Begin
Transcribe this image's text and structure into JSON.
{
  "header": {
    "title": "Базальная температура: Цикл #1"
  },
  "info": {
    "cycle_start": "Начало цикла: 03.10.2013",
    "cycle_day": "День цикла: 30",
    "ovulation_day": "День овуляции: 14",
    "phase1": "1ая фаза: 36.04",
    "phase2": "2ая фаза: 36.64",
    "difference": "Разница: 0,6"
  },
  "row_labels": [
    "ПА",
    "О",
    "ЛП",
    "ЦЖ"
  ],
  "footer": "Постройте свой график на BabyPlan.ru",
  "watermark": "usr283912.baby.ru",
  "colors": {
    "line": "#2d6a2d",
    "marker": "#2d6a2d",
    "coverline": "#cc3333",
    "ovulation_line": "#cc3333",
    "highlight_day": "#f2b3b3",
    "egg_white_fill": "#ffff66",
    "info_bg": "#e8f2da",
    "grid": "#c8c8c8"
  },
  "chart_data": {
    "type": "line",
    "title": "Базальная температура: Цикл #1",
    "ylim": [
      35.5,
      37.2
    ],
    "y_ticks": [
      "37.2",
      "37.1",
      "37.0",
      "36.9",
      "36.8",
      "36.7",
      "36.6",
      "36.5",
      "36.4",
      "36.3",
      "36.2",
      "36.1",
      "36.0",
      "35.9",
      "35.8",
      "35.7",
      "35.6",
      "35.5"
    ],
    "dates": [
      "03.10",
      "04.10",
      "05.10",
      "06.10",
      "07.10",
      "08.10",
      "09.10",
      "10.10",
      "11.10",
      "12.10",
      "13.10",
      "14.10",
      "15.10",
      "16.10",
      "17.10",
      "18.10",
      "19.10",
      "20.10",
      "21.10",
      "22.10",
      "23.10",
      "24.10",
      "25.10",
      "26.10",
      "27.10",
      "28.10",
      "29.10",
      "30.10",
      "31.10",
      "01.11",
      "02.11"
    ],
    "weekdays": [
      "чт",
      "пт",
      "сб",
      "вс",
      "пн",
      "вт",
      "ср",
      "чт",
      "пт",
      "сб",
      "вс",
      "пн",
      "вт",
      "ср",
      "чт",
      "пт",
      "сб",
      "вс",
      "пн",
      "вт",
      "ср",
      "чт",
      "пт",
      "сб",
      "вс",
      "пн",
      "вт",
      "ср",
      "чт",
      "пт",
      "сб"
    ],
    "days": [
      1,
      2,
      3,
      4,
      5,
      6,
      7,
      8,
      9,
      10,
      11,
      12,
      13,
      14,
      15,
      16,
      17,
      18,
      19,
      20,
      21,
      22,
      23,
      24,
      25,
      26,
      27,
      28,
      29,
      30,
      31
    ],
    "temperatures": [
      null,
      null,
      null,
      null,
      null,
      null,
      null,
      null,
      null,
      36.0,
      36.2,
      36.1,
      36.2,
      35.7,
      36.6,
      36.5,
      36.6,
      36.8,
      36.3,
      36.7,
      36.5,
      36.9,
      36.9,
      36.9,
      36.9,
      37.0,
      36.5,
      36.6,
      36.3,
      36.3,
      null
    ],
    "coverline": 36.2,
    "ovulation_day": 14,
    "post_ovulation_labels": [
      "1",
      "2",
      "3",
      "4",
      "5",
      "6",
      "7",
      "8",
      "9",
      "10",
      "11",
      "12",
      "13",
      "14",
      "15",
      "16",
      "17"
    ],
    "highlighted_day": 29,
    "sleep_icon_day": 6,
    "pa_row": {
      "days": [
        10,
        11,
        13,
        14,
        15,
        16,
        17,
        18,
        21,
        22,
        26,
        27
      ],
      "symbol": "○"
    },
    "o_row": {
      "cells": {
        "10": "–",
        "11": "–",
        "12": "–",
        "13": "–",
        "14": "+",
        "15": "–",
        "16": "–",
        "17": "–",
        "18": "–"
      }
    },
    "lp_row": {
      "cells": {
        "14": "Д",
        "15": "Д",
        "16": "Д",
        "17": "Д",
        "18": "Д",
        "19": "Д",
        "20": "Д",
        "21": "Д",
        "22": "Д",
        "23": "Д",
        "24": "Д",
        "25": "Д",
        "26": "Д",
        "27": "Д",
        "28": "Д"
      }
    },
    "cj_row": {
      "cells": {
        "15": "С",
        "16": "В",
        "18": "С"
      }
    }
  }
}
End
Send back all of the entries exactly, with nothing missing.

▶ _Written answer_:
Transcribe this image's text and structure into JSON.
{
  "header": {
    "title": "Базальная температура: Цикл #1"
  },
  "info": {
    "cycle_start": "Начало цикла: 03.10.2013",
    "cycle_day": "День цикла: 30",
    "ovulation_day": "День овуляции: 14",
    "phase1": "1ая фаза: 36.04",
    "phase2": "2ая фаза: 36.64",
    "difference": "Разница: 0,6"
  },
  "row_labels": [
    "ПА",
    "О",
    "ЛП",
    "ЦЖ"
  ],
  "footer": "Постройте свой график на BabyPlan.ru",
  "watermark": "usr283912.baby.ru",
  "colors": {
    "line": "#2d6a2d",
    "marker": "#2d6a2d",
    "coverline": "#cc3333",
    "ovulation_line": "#cc3333",
    "highlight_day": "#f2b3b3",
    "egg_white_fill": "#ffff66",
    "info_bg": "#e8f2da",
    "grid": "#c8c8c8"
  },
  "chart_data": {
    "type": "line",
    "title": "Базальная температура: Цикл #1",
    "ylim": [
      35.5,
      37.2
    ],
    "y_ticks": [
      "37.2",
      "37.1",
      "37.0",
      "36.9",
      "36.8",
      "36.7",
      "36.6",
      "36.5",
      "36.4",
      "36.3",
      "36.2",
      "36.1",
      "36.0",
      "35.9",
      "35.8",
      "35.7",
      "35.6",
      "35.5"
    ],
    "dates": [
      "03.10",
      "04.10",
      "05.10",
      "06.10",
      "07.10",
      "08.10",
      "09.10",
      "10.10",
      "11.10",
      "12.10",
      "13.10",
      "14.10",
      "15.10",
      "16.10",
      "17.10",
      "18.10",
      "19.10",
      "20.10",
      "21.10",
      "22.10",
      "23.10",
      "24.10",
      "25.10",
      "26.10",
      "27.10",
      "28.10",
      "29.10",
      "30.10",
      "31.10",
      "01.11",
      "02.11"
    ],
    "weekdays": [
      "чт",
      "пт",
      "сб",
      "вс",
      "пн",
      "вт",
      "ср",
      "чт",
      "пт",
      "сб",
      "вс",
      "пн",
      "вт",
      "ср",
      "чт",
      "пт",
      "сб",
      "вс",
      "пн",
      "вт",
      "ср",
      "чт",
      "пт",
      "сб",
      "вс",
      "пн",
      "вт",
      "ср",
      "чт",
      "пт",
      "сб"
    ],
    "days": [
      1,
      2,
      3,
      4,
      5,
      6,
      7,
      8,
      9,
      10,
      11,
      12,
      13,
      14,
      15,
      16,
      17,
      18,
      19,
      20,
      21,
      22,
      23,
      24,
      25,
      26,
      27,
      28,
      29,
      30,
      31
    ],
    "temperatures": [
      null,
      null,
      null,
      null,
      null,
      null,
      null,
      null,
      null,
      36.0,
      36.2,
      36.1,
      36.2,
      35.7,
      36.6,
      36.5,
      36.6,
      36.8,
      36.3,
      36.7,
      36.5,
      36.9,
      36.9,
      36.9,
      36.9,
      37.0,
      36.5,
      36.6,
      36.3,
      36.3,
      null
    ],
    "coverline": 36.2,
    "ovulation_day": 14,
    "post_ovulation_labels": [
      "1",
      "2",
      "3",
      "4",
      "5",
      "6",
      "7",
      "8",
      "9",
      "10",
      "11",
      "12",
      "13",
      "14",
      "15",
      "16",
      "17"
    ],
    "highlighted_day": 29,
    "sleep_icon_day": 6,
    "pa_row": {
      "days": [
        10,
        11,
        13,
        14,
        15,
        16,
        17,
        18,
        21,
        22,
        26,
        27
      ],
      "symbol": "○"
    },
    "o_row": {
      "cells": {
        "10": "–",
        "11": "–",
        "12": "–",
        "13": "–",
        "14": "+",
        "15": "–",
        "16": "–",
        "17": "–",
        "18": "–"
      }
    },
    "lp_row": {
      "cells": {
        "14": "Д",
        "15": "Д",
        "16": "Д",
        "17": "Д",
        "18": "Д",
        "19": "Д",
        "20": "Д",
        "21": "Д",
        "22": "Д",
        "23": "Д",
        "24": "Д",
        "25": "Д",
        "26": "Д",
        "27": "Д",
        "28": "Д"
      }
    },
    "cj_row": {
      "cells": {
        "15": "С",
        "16": "В",
        "18": "С"
      }
    }
  }
}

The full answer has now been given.